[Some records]
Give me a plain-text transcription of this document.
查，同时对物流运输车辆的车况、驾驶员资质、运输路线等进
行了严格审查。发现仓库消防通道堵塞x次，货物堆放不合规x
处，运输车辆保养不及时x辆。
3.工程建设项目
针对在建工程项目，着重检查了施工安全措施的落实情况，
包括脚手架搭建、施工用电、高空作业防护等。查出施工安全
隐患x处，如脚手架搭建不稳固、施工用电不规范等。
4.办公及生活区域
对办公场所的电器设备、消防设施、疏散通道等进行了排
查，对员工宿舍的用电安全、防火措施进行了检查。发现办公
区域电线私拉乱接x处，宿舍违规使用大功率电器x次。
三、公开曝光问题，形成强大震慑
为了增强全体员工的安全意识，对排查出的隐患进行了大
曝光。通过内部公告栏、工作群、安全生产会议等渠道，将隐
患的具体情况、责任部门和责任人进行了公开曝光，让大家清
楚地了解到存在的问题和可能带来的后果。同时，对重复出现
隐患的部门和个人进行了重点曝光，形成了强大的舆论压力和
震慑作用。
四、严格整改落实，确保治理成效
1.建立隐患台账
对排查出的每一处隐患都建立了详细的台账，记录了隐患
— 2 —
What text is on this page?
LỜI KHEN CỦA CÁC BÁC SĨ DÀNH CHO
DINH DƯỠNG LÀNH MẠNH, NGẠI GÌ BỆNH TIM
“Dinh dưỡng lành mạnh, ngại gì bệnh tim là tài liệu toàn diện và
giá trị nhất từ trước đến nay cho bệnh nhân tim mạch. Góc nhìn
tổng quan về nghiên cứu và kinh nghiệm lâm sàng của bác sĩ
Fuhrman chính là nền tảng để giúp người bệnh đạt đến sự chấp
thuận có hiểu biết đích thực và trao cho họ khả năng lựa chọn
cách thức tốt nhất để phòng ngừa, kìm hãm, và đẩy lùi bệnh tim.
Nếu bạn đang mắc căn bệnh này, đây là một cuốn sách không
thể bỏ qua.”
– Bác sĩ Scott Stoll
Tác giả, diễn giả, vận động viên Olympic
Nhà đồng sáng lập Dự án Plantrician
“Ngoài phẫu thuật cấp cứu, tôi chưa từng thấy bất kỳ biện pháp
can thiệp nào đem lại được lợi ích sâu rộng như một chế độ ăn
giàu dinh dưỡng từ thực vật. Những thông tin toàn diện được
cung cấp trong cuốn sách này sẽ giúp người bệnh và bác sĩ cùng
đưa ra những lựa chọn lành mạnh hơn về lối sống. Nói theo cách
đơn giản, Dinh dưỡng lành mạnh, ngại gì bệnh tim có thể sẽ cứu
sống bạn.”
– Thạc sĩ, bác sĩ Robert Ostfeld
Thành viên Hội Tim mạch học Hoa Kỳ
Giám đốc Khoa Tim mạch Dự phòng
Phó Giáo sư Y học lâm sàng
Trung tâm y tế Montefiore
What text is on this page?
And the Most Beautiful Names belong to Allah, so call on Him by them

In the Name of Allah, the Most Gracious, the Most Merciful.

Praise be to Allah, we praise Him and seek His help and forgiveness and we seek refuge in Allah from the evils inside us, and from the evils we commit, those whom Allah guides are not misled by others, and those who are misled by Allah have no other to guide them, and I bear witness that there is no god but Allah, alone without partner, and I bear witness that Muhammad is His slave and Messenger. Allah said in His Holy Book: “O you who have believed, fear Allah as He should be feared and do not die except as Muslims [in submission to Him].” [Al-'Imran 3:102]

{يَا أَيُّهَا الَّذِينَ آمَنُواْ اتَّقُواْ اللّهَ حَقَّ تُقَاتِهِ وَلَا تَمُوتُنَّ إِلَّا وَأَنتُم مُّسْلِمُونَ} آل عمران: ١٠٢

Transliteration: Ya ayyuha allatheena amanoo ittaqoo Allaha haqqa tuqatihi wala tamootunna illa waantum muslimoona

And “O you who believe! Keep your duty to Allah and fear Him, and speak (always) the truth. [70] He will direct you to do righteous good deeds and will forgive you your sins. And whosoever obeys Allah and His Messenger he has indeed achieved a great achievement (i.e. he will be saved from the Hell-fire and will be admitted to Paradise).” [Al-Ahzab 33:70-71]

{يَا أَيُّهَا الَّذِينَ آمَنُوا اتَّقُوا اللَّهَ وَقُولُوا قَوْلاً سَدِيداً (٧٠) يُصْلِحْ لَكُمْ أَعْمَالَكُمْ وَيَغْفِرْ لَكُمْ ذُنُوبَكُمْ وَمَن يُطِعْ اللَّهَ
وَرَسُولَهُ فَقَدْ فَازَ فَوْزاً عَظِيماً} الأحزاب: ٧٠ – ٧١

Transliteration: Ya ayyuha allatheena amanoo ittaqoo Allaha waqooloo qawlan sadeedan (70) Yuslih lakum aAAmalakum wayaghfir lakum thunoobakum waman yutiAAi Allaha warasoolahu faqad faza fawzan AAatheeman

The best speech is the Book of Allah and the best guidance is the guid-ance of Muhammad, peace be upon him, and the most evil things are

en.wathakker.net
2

What to do:
Return every record above exactly as it appears.

Solution to this task:
Give me a plain-text transcription of this document.
查，同时对物流运输车辆的车况、驾驶员资质、运输路线等进
行了严格审查。发现仓库消防通道堵塞x次，货物堆放不合规x
处，运输车辆保养不及时x辆。
3.工程建设项目
针对在建工程项目，着重检查了施工安全措施的落实情况，
包括脚手架搭建、施工用电、高空作业防护等。查出施工安全
隐患x处，如脚手架搭建不稳固、施工用电不规范等。
4.办公及生活区域
对办公场所的电器设备、消防设施、疏散通道等进行了排
查，对员工宿舍的用电安全、防火措施进行了检查。发现办公
区域电线私拉乱接x处，宿舍违规使用大功率电器x次。
三、公开曝光问题，形成强大震慑
为了增强全体员工的安全意识，对排查出的隐患进行了大
曝光。通过内部公告栏、工作群、安全生产会议等渠道，将隐
患的具体情况、责任部门和责任人进行了公开曝光，让大家清
楚地了解到存在的问题和可能带来的后果。同时，对重复出现
隐患的部门和个人进行了重点曝光，形成了强大的舆论压力和
震慑作用。
四、严格整改落实，确保治理成效
1.建立隐患台账
对排查出的每一处隐患都建立了详细的台账，记录了隐患
— 2 —
What text is on this page?
LỜI KHEN CỦA CÁC BÁC SĨ DÀNH CHO
DINH DƯỠNG LÀNH MẠNH, NGẠI GÌ BỆNH TIM
“Dinh dưỡng lành mạnh, ngại gì bệnh tim là tài liệu toàn diện và
giá trị nhất từ trước đến nay cho bệnh nhân tim mạch. Góc nhìn
tổng quan về nghiên cứu và kinh nghiệm lâm sàng của bác sĩ
Fuhrman chính là nền tảng để giúp người bệnh đạt đến sự chấp
thuận có hiểu biết đích thực và trao cho họ khả năng lựa chọn
cách thức tốt nhất để phòng ngừa, kìm hãm, và đẩy lùi bệnh tim.
Nếu bạn đang mắc căn bệnh này, đây là một cuốn sách không
thể bỏ qua.”
– Bác sĩ Scott Stoll
Tác giả, diễn giả, vận động viên Olympic
Nhà đồng sáng lập Dự án Plantrician
“Ngoài phẫu thuật cấp cứu, tôi chưa từng thấy bất kỳ biện pháp
can thiệp nào đem lại được lợi ích sâu rộng như một chế độ ăn
giàu dinh dưỡng từ thực vật. Những thông tin toàn diện được
cung cấp trong cuốn sách này sẽ giúp người bệnh và bác sĩ cùng
đưa ra những lựa chọn lành mạnh hơn về lối sống. Nói theo cách
đơn giản, Dinh dưỡng lành mạnh, ngại gì bệnh tim có thể sẽ cứu
sống bạn.”
– Thạc sĩ, bác sĩ Robert Ostfeld
Thành viên Hội Tim mạch học Hoa Kỳ
Giám đốc Khoa Tim mạch Dự phòng
Phó Giáo sư Y học lâm sàng
Trung tâm y tế Montefiore
What text is on this page?
And the Most Beautiful Names belong to Allah, so call on Him by them

In the Name of Allah, the Most Gracious, the Most Merciful.

Praise be to Allah, we praise Him and seek His help and forgiveness and we seek refuge in Allah from the evils inside us, and from the evils we commit, those whom Allah guides are not misled by others, and those who are misled by Allah have no other to guide them, and I bear witness that there is no god but Allah, alone without partner, and I bear witness that Muhammad is His slave and Messenger. Allah said in His Holy Book: “O you who have believed, fear Allah as He should be feared and do not die except as Muslims [in submission to Him].” [Al-'Imran 3:102]

{يَا أَيُّهَا الَّذِينَ آمَنُواْ اتَّقُواْ اللّهَ حَقَّ تُقَاتِهِ وَلَا تَمُوتُنَّ إِلَّا وَأَنتُم مُّسْلِمُونَ} آل عمران: ١٠٢

Transliteration: Ya ayyuha allatheena amanoo ittaqoo Allaha haqqa tuqatihi wala tamootunna illa waantum muslimoona

And “O you who believe! Keep your duty to Allah and fear Him, and speak (always) the truth. [70] He will direct you to do righteous good deeds and will forgive you your sins. And whosoever obeys Allah and His Messenger he has indeed achieved a great achievement (i.e. he will be saved from the Hell-fire and will be admitted to Paradise).” [Al-Ahzab 33:70-71]

{يَا أَيُّهَا الَّذِينَ آمَنُوا اتَّقُوا اللَّهَ وَقُولُوا قَوْلاً سَدِيداً (٧٠) يُصْلِحْ لَكُمْ أَعْمَالَكُمْ وَيَغْفِرْ لَكُمْ ذُنُوبَكُمْ وَمَن يُطِعْ اللَّهَ
وَرَسُولَهُ فَقَدْ فَازَ فَوْزاً عَظِيماً} الأحزاب: ٧٠ – ٧١

Transliteration: Ya ayyuha allatheena amanoo ittaqoo Allaha waqooloo qawlan sadeedan (70) Yuslih lakum aAAmalakum wayaghfir lakum thunoobakum waman yutiAAi Allaha warasoolahu faqad faza fawzan AAatheeman

The best speech is the Book of Allah and the best guidance is the guid-ance of Muhammad, peace be upon him, and the most evil things are

en.wathakker.net
2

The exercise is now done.